- Requirements -
Which lines of the records contain "Communicatie"? Collect every one of them.

Begin

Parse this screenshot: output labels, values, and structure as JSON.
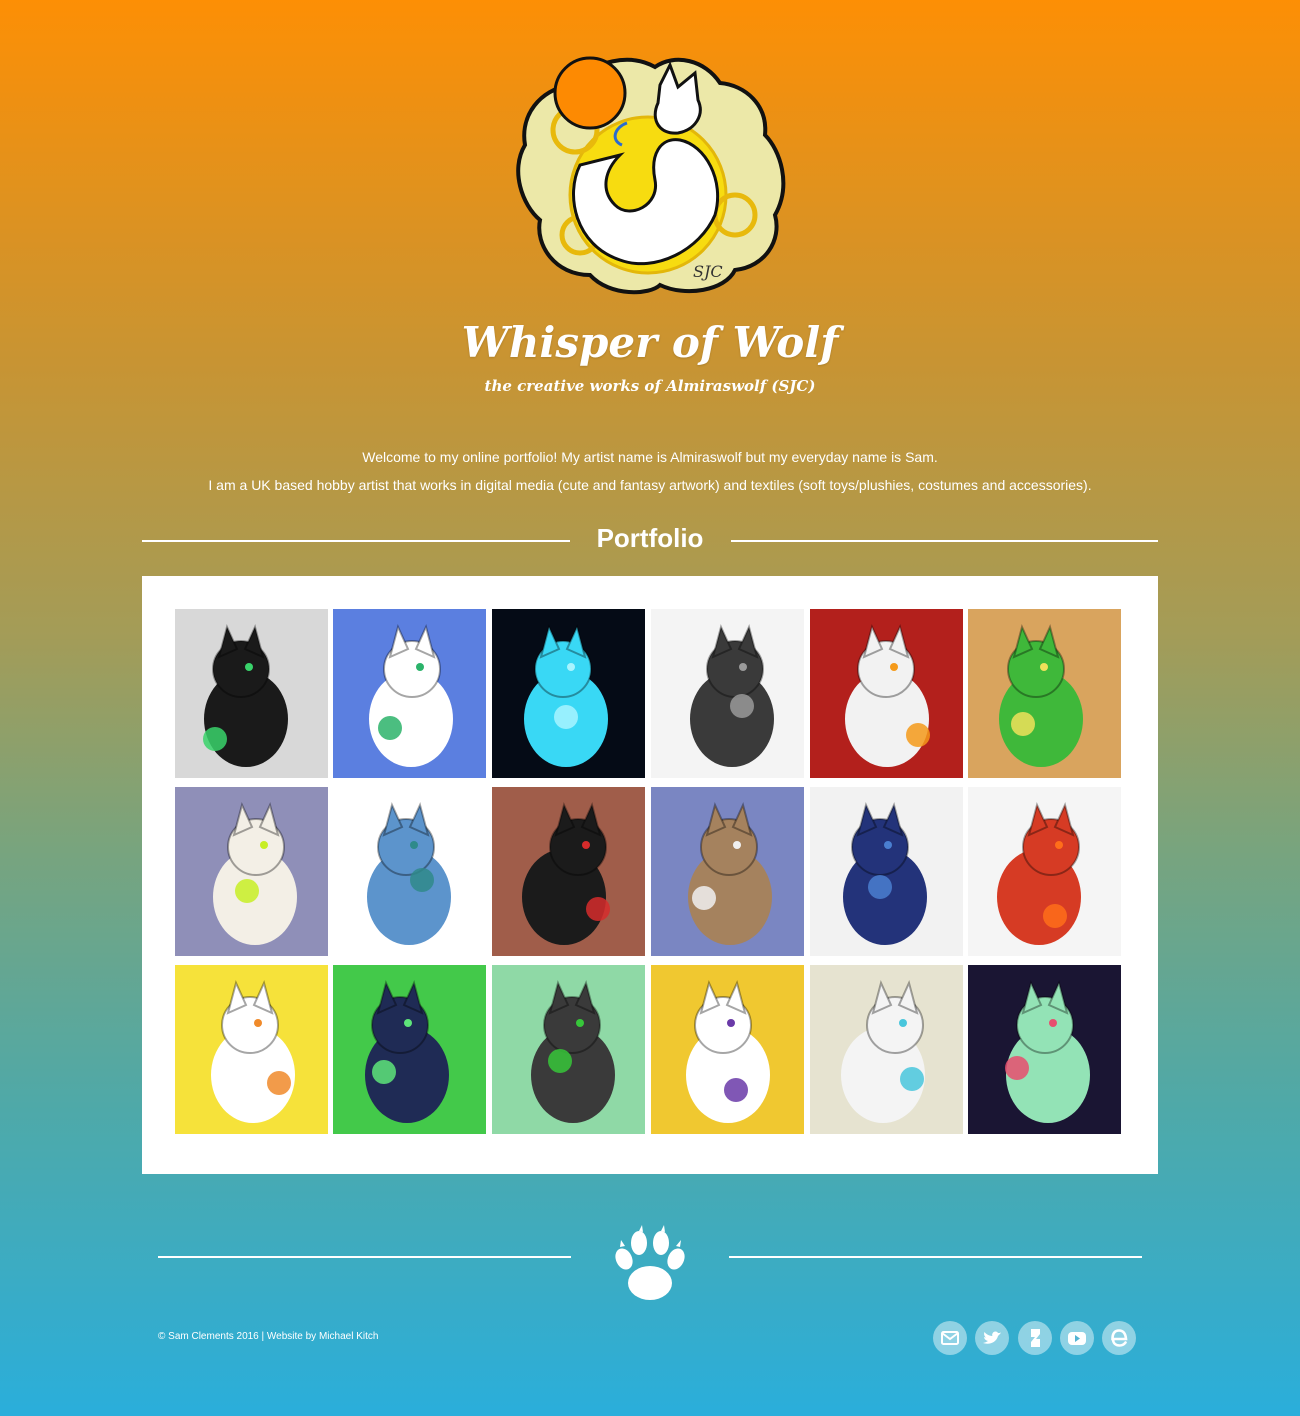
{
  "header": {
    "logo_icon": "sleeping-wolf-logo",
    "logo_signature": "SJC",
    "title": "Whisper of Wolf",
    "subtitle": "the creative works of Almiraswolf (SJC)"
  },
  "intro": {
    "line1": "Welcome to my online portfolio! My artist name is Almiraswolf but my everyday name is Sam.",
    "line2": "I am a UK based hobby artist that works in digital media (cute and fantasy artwork) and textiles (soft toys/plushies, costumes and accessories)."
  },
  "portfolio": {
    "heading": "Portfolio",
    "items": [
      {
        "subject": "black-dragon-costume-photo",
        "bg": "#d8d8d8",
        "fg": "#1a1a1a",
        "accent": "#39d36b"
      },
      {
        "subject": "white-fox-art",
        "bg": "#5b7fe0",
        "fg": "#ffffff",
        "accent": "#2bb36a"
      },
      {
        "subject": "glowing-ice-dragon-art",
        "bg": "#050b16",
        "fg": "#39d8f5",
        "accent": "#a8f4ff"
      },
      {
        "subject": "lineart-eastern-dragon",
        "bg": "#f4f4f4",
        "fg": "#3a3a3a",
        "accent": "#9a9a9a"
      },
      {
        "subject": "fire-wolf-art",
        "bg": "#b3201c",
        "fg": "#f2f2f2",
        "accent": "#f59a1a"
      },
      {
        "subject": "green-dinosaur-art",
        "bg": "#d9a45e",
        "fg": "#3fb83a",
        "accent": "#f0e05a"
      },
      {
        "subject": "white-fleece-dragon-plush",
        "bg": "#8f8fb8",
        "fg": "#f3efe6",
        "accent": "#c7ee24"
      },
      {
        "subject": "blue-dragon-art",
        "bg": "#ffffff",
        "fg": "#5c94cc",
        "accent": "#2f8a8a"
      },
      {
        "subject": "costume-person-photo",
        "bg": "#a05d4a",
        "fg": "#1b1b1b",
        "accent": "#d62b2b"
      },
      {
        "subject": "plush-antlers-collage",
        "bg": "#7a86c2",
        "fg": "#a5825e",
        "accent": "#f0f0f0"
      },
      {
        "subject": "blue-plush-creature",
        "bg": "#f2f2f2",
        "fg": "#23337a",
        "accent": "#4a7fd0"
      },
      {
        "subject": "red-fox-plush",
        "bg": "#f5f5f5",
        "fg": "#d63b24",
        "accent": "#ff6e1a"
      },
      {
        "subject": "almiraswolf-badge-art",
        "bg": "#f6e23a",
        "fg": "#ffffff",
        "accent": "#f08a2a"
      },
      {
        "subject": "green-star-hoodie",
        "bg": "#43c94a",
        "fg": "#1f2b55",
        "accent": "#5ee57a"
      },
      {
        "subject": "green-black-wolf-art",
        "bg": "#8fd9a6",
        "fg": "#3a3a3a",
        "accent": "#37c73a"
      },
      {
        "subject": "stained-glass-wolf-art",
        "bg": "#f0c830",
        "fg": "#ffffff",
        "accent": "#6a3aa8"
      },
      {
        "subject": "white-blue-wolf-art",
        "bg": "#e6e3d0",
        "fg": "#f4f4f4",
        "accent": "#48c6dc"
      },
      {
        "subject": "space-creature-reference",
        "bg": "#1a1533",
        "fg": "#93e3b6",
        "accent": "#e84e6e"
      }
    ]
  },
  "footer": {
    "divider_icon": "paw-print-icon",
    "copyright": "© Sam Clements 2016 | Website by Michael Kitch",
    "social": [
      {
        "icon": "email-icon"
      },
      {
        "icon": "twitter-icon"
      },
      {
        "icon": "deviantart-icon"
      },
      {
        "icon": "youtube-icon"
      },
      {
        "icon": "etsy-icon"
      }
    ]
  }
}
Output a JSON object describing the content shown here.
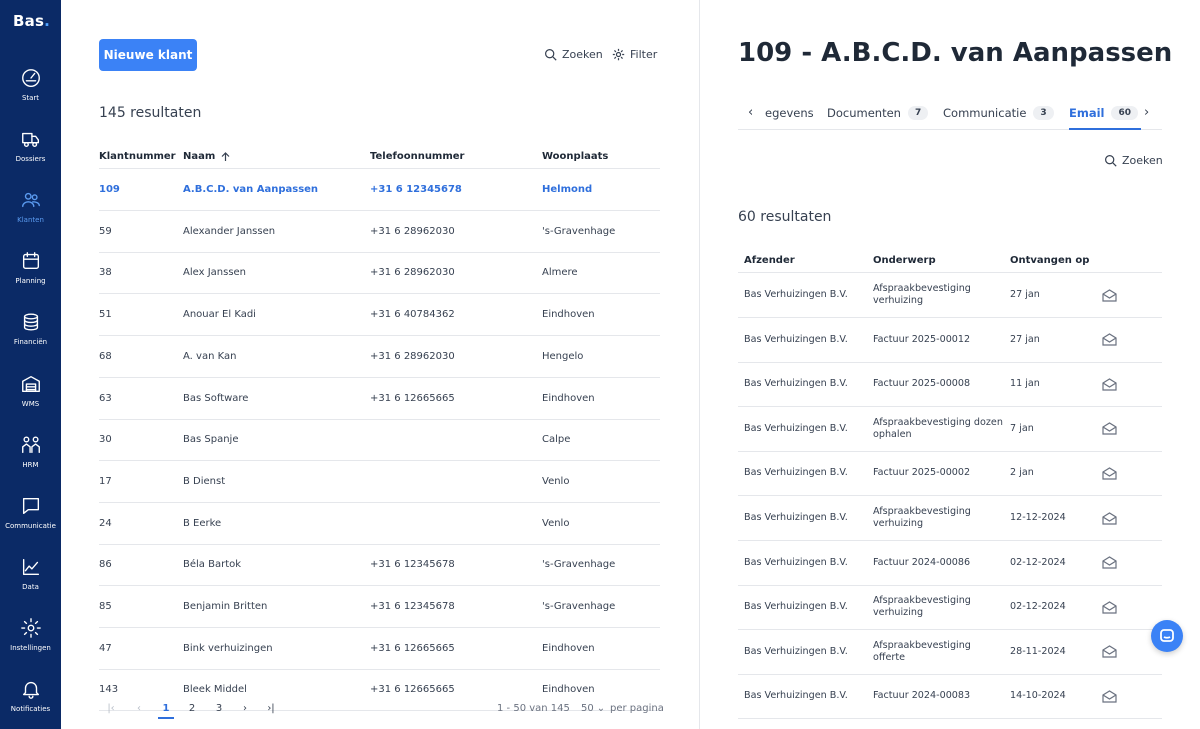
{
  "app": {
    "logo": "Bas",
    "logo_dot": "."
  },
  "nav": [
    {
      "label": "Start",
      "icon": "speedometer-icon"
    },
    {
      "label": "Dossiers",
      "icon": "truck-icon"
    },
    {
      "label": "Klanten",
      "icon": "users-icon",
      "active": true
    },
    {
      "label": "Planning",
      "icon": "calendar-icon"
    },
    {
      "label": "Financiën",
      "icon": "coins-icon"
    },
    {
      "label": "WMS",
      "icon": "warehouse-icon"
    },
    {
      "label": "HRM",
      "icon": "people-icon"
    },
    {
      "label": "Communicatie",
      "icon": "chat-icon"
    },
    {
      "label": "Data",
      "icon": "chart-icon"
    },
    {
      "label": "Instellingen",
      "icon": "gear-icon"
    },
    {
      "label": "Notificaties",
      "icon": "bell-icon"
    }
  ],
  "list": {
    "new_button": "Nieuwe klant",
    "search_label": "Zoeken",
    "filter_label": "Filter",
    "results": "145 resultaten",
    "columns": [
      "Klantnummer",
      "Naam",
      "Telefoonnummer",
      "Woonplaats"
    ],
    "sort_icon": "arrow-up-icon",
    "rows": [
      {
        "nr": "109",
        "naam": "A.B.C.D. van Aanpassen",
        "tel": "+31 6 12345678",
        "plaats": "Helmond",
        "selected": true
      },
      {
        "nr": "59",
        "naam": "Alexander Janssen",
        "tel": "+31 6 28962030",
        "plaats": "'s-Gravenhage"
      },
      {
        "nr": "38",
        "naam": "Alex Janssen",
        "tel": "+31 6 28962030",
        "plaats": "Almere"
      },
      {
        "nr": "51",
        "naam": "Anouar El Kadi",
        "tel": "+31 6 40784362",
        "plaats": "Eindhoven"
      },
      {
        "nr": "68",
        "naam": "A. van Kan",
        "tel": "+31 6 28962030",
        "plaats": "Hengelo"
      },
      {
        "nr": "63",
        "naam": "Bas Software",
        "tel": "+31 6 12665665",
        "plaats": "Eindhoven"
      },
      {
        "nr": "30",
        "naam": "Bas Spanje",
        "tel": "",
        "plaats": "Calpe"
      },
      {
        "nr": "17",
        "naam": "B Dienst",
        "tel": "",
        "plaats": "Venlo"
      },
      {
        "nr": "24",
        "naam": "B Eerke",
        "tel": "",
        "plaats": "Venlo"
      },
      {
        "nr": "86",
        "naam": "Béla Bartok",
        "tel": "+31 6 12345678",
        "plaats": "'s-Gravenhage"
      },
      {
        "nr": "85",
        "naam": "Benjamin Britten",
        "tel": "+31 6 12345678",
        "plaats": "'s-Gravenhage"
      },
      {
        "nr": "47",
        "naam": "Bink verhuizingen",
        "tel": "+31 6 12665665",
        "plaats": "Eindhoven"
      },
      {
        "nr": "143",
        "naam": "Bleek Middel",
        "tel": "+31 6 12665665",
        "plaats": "Eindhoven"
      }
    ],
    "pagination": {
      "pages": [
        "1",
        "2",
        "3"
      ],
      "current": "1",
      "range": "1 - 50 van 145",
      "per_page_value": "50",
      "per_page_label": "per pagina"
    }
  },
  "detail": {
    "title": "109 - A.B.C.D. van Aanpassen",
    "tabs": [
      {
        "label": "egevens",
        "count": ""
      },
      {
        "label": "Documenten",
        "count": "7"
      },
      {
        "label": "Communicatie",
        "count": "3"
      },
      {
        "label": "Email",
        "count": "60",
        "active": true
      }
    ],
    "search_label": "Zoeken",
    "results": "60 resultaten",
    "columns": [
      "Afzender",
      "Onderwerp",
      "Ontvangen op"
    ],
    "emails": [
      {
        "afzender": "Bas Verhuizingen B.V.",
        "onderwerp": "Afspraakbevestiging verhuizing",
        "datum": "27 jan"
      },
      {
        "afzender": "Bas Verhuizingen B.V.",
        "onderwerp": "Factuur 2025-00012",
        "datum": "27 jan"
      },
      {
        "afzender": "Bas Verhuizingen B.V.",
        "onderwerp": "Factuur 2025-00008",
        "datum": "11 jan"
      },
      {
        "afzender": "Bas Verhuizingen B.V.",
        "onderwerp": "Afspraakbevestiging dozen ophalen",
        "datum": "7 jan"
      },
      {
        "afzender": "Bas Verhuizingen B.V.",
        "onderwerp": "Factuur 2025-00002",
        "datum": "2 jan"
      },
      {
        "afzender": "Bas Verhuizingen B.V.",
        "onderwerp": "Afspraakbevestiging verhuizing",
        "datum": "12-12-2024"
      },
      {
        "afzender": "Bas Verhuizingen B.V.",
        "onderwerp": "Factuur 2024-00086",
        "datum": "02-12-2024"
      },
      {
        "afzender": "Bas Verhuizingen B.V.",
        "onderwerp": "Afspraakbevestiging verhuizing",
        "datum": "02-12-2024"
      },
      {
        "afzender": "Bas Verhuizingen B.V.",
        "onderwerp": "Afspraakbevestiging offerte",
        "datum": "28-11-2024"
      },
      {
        "afzender": "Bas Verhuizingen B.V.",
        "onderwerp": "Factuur 2024-00083",
        "datum": "14-10-2024"
      }
    ]
  },
  "colors": {
    "sidebar": "#0b2a66",
    "accent": "#3b82f6",
    "link": "#2f6fdc"
  }
}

End

- The solution -
      "label": "Communicatie",
        "label": "Communicatie",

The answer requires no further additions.